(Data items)
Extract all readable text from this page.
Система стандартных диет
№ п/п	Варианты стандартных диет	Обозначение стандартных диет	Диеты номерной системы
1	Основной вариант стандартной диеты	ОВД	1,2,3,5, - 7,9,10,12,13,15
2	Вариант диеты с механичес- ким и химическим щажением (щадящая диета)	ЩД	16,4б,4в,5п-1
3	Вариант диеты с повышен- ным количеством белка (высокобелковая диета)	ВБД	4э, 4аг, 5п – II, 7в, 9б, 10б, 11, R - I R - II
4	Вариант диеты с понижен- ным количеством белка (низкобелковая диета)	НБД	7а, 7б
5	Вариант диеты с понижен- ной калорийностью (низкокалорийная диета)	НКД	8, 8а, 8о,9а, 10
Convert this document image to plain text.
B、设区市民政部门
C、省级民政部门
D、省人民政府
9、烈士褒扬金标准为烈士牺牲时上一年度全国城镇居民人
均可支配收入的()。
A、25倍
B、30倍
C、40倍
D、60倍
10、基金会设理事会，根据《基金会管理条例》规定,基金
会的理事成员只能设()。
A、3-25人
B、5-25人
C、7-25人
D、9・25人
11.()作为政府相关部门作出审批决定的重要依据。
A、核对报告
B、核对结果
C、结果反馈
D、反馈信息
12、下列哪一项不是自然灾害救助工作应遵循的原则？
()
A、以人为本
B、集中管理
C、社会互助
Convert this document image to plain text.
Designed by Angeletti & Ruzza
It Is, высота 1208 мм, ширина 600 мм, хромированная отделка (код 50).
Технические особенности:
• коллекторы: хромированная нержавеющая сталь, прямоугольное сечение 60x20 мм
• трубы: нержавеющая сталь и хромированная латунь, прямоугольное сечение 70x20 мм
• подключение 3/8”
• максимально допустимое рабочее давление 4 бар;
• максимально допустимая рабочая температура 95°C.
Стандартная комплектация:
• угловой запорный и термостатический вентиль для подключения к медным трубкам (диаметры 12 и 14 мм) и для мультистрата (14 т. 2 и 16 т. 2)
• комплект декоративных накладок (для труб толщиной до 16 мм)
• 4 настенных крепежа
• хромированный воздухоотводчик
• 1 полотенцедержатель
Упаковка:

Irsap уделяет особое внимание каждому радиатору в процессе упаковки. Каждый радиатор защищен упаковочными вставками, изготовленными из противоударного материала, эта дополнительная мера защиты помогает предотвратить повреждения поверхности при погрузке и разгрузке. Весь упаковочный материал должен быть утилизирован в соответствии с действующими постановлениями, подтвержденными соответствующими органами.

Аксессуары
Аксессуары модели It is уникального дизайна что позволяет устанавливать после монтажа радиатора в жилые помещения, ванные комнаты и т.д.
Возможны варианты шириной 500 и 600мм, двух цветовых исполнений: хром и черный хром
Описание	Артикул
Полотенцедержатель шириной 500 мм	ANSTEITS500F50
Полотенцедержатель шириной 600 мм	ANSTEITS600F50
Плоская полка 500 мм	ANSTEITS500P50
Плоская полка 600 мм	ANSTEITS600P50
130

__OBJECTIVE__
Write out every record shown above, word for word.

__FINAL RESULT__
Extract all readable text from this page.
Система стандартных диет
№ п/п	Варианты стандартных диет	Обозначение стандартных диет	Диеты номерной системы
1	Основной вариант стандартной диеты	ОВД	1,2,3,5, - 7,9,10,12,13,15
2	Вариант диеты с механичес- ким и химическим щажением (щадящая диета)	ЩД	16,4б,4в,5п-1
3	Вариант диеты с повышен- ным количеством белка (высокобелковая диета)	ВБД	4э, 4аг, 5п – II, 7в, 9б, 10б, 11, R - I R - II
4	Вариант диеты с понижен- ным количеством белка (низкобелковая диета)	НБД	7а, 7б
5	Вариант диеты с понижен- ной калорийностью (низкокалорийная диета)	НКД	8, 8а, 8о,9а, 10
Convert this document image to plain text.
B、设区市民政部门
C、省级民政部门
D、省人民政府
9、烈士褒扬金标准为烈士牺牲时上一年度全国城镇居民人
均可支配收入的()。
A、25倍
B、30倍
C、40倍
D、60倍
10、基金会设理事会，根据《基金会管理条例》规定,基金
会的理事成员只能设()。
A、3-25人
B、5-25人
C、7-25人
D、9・25人
11.()作为政府相关部门作出审批决定的重要依据。
A、核对报告
B、核对结果
C、结果反馈
D、反馈信息
12、下列哪一项不是自然灾害救助工作应遵循的原则？
()
A、以人为本
B、集中管理
C、社会互助
Convert this document image to plain text.
Designed by Angeletti & Ruzza
It Is, высота 1208 мм, ширина 600 мм, хромированная отделка (код 50).
Технические особенности:
• коллекторы: хромированная нержавеющая сталь, прямоугольное сечение 60x20 мм
• трубы: нержавеющая сталь и хромированная латунь, прямоугольное сечение 70x20 мм
• подключение 3/8”
• максимально допустимое рабочее давление 4 бар;
• максимально допустимая рабочая температура 95°C.
Стандартная комплектация:
• угловой запорный и термостатический вентиль для подключения к медным трубкам (диаметры 12 и 14 мм) и для мультистрата (14 т. 2 и 16 т. 2)
• комплект декоративных накладок (для труб толщиной до 16 мм)
• 4 настенных крепежа
• хромированный воздухоотводчик
• 1 полотенцедержатель
Упаковка:

Irsap уделяет особое внимание каждому радиатору в процессе упаковки. Каждый радиатор защищен упаковочными вставками, изготовленными из противоударного материала, эта дополнительная мера защиты помогает предотвратить повреждения поверхности при погрузке и разгрузке. Весь упаковочный материал должен быть утилизирован в соответствии с действующими постановлениями, подтвержденными соответствующими органами.

Аксессуары
Аксессуары модели It is уникального дизайна что позволяет устанавливать после монтажа радиатора в жилые помещения, ванные комнаты и т.д.
Возможны варианты шириной 500 и 600мм, двух цветовых исполнений: хром и черный хром
Описание	Артикул
Полотенцедержатель шириной 500 мм	ANSTEITS500F50
Полотенцедержатель шириной 600 мм	ANSTEITS600F50
Плоская полка 500 мм	ANSTEITS500P50
Плоская полка 600 мм	ANSTEITS600P50
130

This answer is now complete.